Given instruction:
Pick every line with "paar" from the material below.

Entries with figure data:
═══

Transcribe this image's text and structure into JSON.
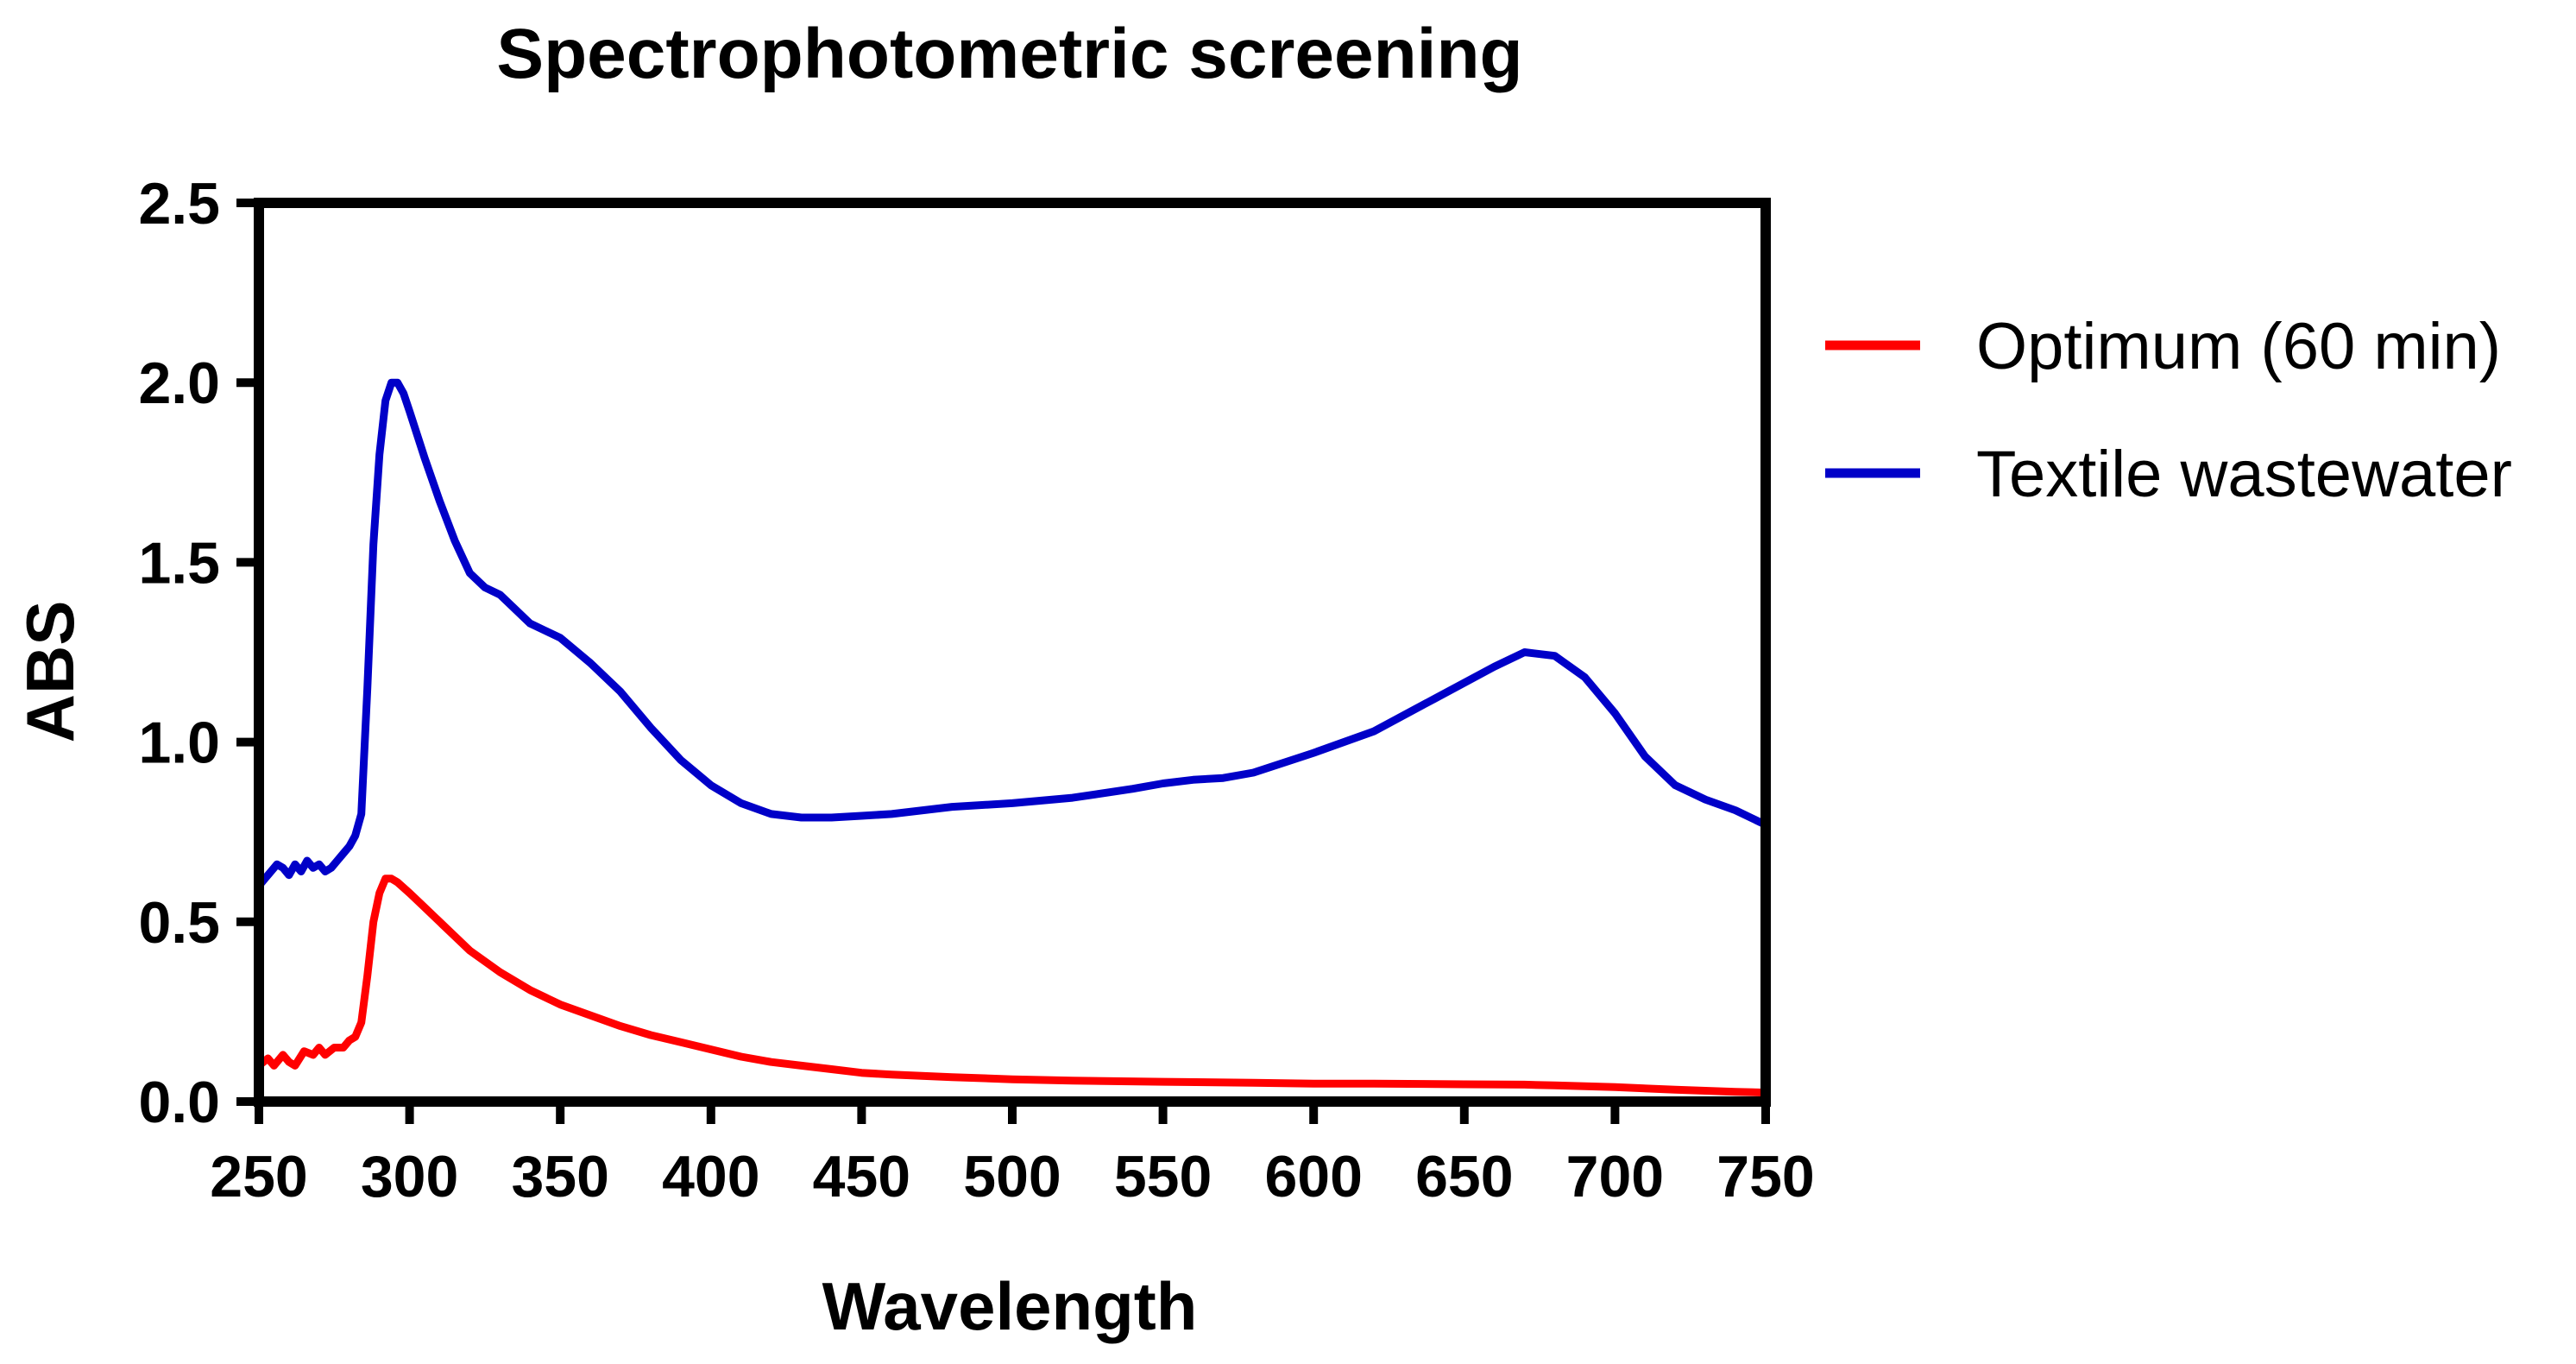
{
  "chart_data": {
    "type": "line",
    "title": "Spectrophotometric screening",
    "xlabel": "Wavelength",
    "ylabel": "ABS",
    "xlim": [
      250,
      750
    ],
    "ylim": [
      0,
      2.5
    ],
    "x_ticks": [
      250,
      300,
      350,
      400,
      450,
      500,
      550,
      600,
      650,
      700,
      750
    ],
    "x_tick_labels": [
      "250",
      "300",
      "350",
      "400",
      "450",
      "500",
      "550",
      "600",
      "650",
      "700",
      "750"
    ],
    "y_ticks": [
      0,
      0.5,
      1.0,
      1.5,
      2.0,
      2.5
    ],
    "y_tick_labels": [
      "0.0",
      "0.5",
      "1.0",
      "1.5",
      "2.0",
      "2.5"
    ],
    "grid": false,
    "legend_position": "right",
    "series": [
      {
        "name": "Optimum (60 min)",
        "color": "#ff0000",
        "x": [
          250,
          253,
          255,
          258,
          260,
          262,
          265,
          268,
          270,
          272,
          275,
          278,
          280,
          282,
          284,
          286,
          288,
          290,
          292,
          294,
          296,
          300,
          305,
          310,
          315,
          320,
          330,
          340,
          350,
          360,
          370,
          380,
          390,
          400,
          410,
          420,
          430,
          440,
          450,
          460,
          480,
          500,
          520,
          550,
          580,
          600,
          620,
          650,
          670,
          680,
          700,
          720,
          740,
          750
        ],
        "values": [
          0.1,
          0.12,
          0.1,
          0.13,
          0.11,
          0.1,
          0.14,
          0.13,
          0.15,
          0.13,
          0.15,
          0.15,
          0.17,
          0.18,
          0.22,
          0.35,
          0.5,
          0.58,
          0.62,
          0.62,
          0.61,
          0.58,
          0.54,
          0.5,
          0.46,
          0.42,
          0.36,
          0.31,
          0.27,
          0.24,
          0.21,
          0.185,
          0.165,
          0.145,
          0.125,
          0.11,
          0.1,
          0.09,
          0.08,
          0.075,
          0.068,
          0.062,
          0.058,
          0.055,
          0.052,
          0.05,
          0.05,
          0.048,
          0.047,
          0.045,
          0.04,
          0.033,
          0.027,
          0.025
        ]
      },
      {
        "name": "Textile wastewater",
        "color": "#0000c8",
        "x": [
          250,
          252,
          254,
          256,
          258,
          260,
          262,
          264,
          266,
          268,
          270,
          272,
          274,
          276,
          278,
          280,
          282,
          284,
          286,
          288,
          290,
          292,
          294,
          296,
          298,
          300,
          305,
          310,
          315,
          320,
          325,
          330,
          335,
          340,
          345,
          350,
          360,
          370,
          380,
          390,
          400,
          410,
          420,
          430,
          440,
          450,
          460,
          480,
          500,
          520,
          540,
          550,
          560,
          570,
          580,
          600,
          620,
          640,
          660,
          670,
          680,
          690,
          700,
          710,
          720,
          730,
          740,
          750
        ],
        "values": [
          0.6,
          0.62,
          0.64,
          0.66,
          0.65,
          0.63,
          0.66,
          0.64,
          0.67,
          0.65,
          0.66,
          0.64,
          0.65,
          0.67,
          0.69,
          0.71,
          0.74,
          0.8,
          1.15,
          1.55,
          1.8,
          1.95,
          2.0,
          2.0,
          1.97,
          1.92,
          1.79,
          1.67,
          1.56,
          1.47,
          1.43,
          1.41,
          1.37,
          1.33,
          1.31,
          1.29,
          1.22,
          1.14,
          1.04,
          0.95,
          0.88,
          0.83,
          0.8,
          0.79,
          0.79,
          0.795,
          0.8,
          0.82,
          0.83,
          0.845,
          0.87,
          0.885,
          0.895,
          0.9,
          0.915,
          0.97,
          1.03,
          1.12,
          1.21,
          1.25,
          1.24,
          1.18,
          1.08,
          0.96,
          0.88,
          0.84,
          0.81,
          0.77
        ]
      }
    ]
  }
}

═══

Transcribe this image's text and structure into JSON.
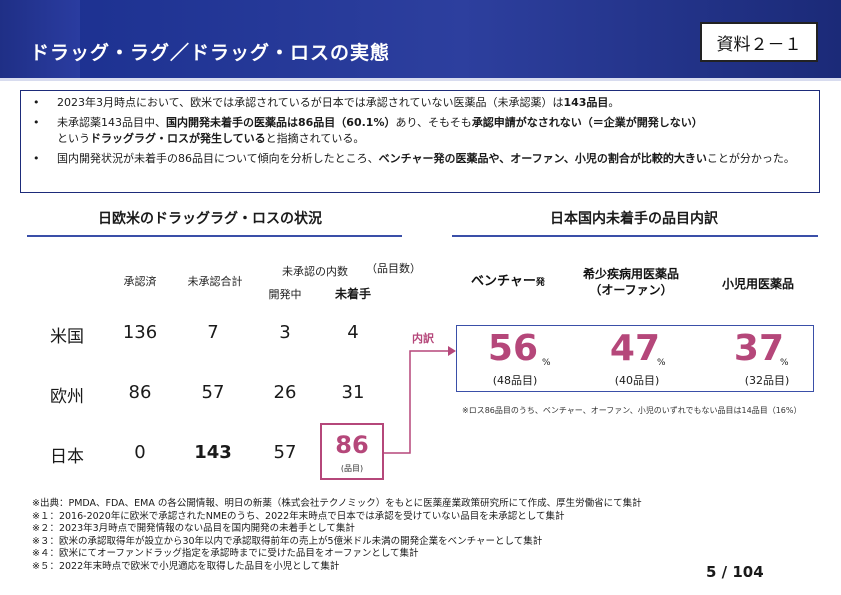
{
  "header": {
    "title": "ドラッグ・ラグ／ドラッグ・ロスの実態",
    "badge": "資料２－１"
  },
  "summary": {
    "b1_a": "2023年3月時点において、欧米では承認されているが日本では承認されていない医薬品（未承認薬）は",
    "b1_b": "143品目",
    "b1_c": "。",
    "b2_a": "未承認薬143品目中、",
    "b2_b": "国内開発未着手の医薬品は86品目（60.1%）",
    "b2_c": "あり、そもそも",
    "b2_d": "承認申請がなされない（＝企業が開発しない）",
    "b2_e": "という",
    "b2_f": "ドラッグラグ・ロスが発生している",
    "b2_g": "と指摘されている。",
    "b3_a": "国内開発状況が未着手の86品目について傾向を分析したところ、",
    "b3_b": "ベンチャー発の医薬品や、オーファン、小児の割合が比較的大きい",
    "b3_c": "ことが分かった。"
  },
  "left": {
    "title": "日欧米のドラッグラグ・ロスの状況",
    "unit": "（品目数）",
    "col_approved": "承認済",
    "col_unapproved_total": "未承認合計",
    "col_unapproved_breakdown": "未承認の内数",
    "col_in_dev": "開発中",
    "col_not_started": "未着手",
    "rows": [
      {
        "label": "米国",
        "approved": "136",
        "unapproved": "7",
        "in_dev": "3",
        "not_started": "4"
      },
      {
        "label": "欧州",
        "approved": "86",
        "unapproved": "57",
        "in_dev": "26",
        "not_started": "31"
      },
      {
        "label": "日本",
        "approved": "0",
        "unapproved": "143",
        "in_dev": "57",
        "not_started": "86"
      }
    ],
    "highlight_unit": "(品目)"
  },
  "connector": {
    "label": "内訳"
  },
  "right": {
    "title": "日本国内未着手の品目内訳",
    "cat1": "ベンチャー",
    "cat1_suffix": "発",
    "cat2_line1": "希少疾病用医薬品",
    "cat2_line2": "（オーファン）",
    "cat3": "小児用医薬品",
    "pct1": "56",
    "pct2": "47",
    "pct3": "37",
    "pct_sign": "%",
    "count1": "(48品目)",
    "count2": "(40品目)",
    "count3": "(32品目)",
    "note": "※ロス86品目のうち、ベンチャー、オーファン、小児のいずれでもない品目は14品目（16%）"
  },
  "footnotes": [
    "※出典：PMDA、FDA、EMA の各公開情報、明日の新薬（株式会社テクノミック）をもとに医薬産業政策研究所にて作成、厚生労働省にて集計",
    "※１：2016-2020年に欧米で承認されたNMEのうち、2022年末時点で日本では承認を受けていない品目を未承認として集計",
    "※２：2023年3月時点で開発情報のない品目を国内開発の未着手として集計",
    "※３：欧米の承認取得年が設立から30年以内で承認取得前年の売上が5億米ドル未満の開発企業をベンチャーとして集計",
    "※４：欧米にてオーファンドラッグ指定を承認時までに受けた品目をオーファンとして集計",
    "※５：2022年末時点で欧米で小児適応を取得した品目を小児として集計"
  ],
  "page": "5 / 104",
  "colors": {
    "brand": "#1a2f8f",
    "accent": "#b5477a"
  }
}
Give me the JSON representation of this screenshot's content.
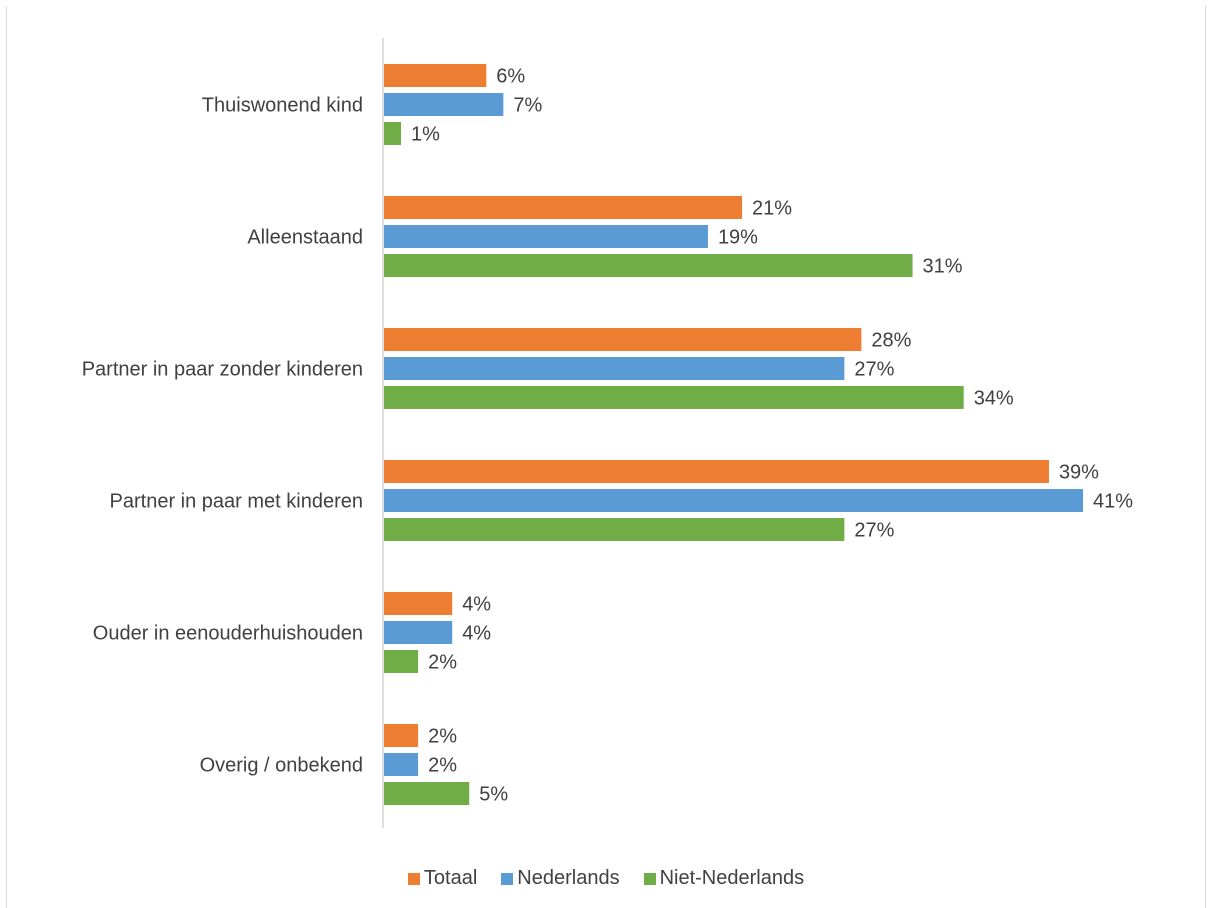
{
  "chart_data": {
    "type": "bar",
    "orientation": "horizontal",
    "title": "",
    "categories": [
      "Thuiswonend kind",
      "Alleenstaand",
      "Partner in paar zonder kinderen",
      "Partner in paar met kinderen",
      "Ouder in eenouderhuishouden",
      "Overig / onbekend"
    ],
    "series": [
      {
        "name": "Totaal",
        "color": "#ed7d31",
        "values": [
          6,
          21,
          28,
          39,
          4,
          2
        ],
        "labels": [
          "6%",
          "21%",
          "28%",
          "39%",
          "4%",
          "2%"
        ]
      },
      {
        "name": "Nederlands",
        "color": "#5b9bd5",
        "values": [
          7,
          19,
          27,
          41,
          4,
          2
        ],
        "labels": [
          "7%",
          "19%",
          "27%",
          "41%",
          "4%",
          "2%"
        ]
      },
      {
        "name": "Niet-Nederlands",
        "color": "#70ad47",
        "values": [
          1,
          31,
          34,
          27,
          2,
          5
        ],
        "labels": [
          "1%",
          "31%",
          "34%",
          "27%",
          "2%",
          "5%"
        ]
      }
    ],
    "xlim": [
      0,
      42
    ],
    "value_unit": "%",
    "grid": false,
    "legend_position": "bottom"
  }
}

═══

The solution:
      "Partner in paar zonder kinderen",
      "Partner in paar met kinderen",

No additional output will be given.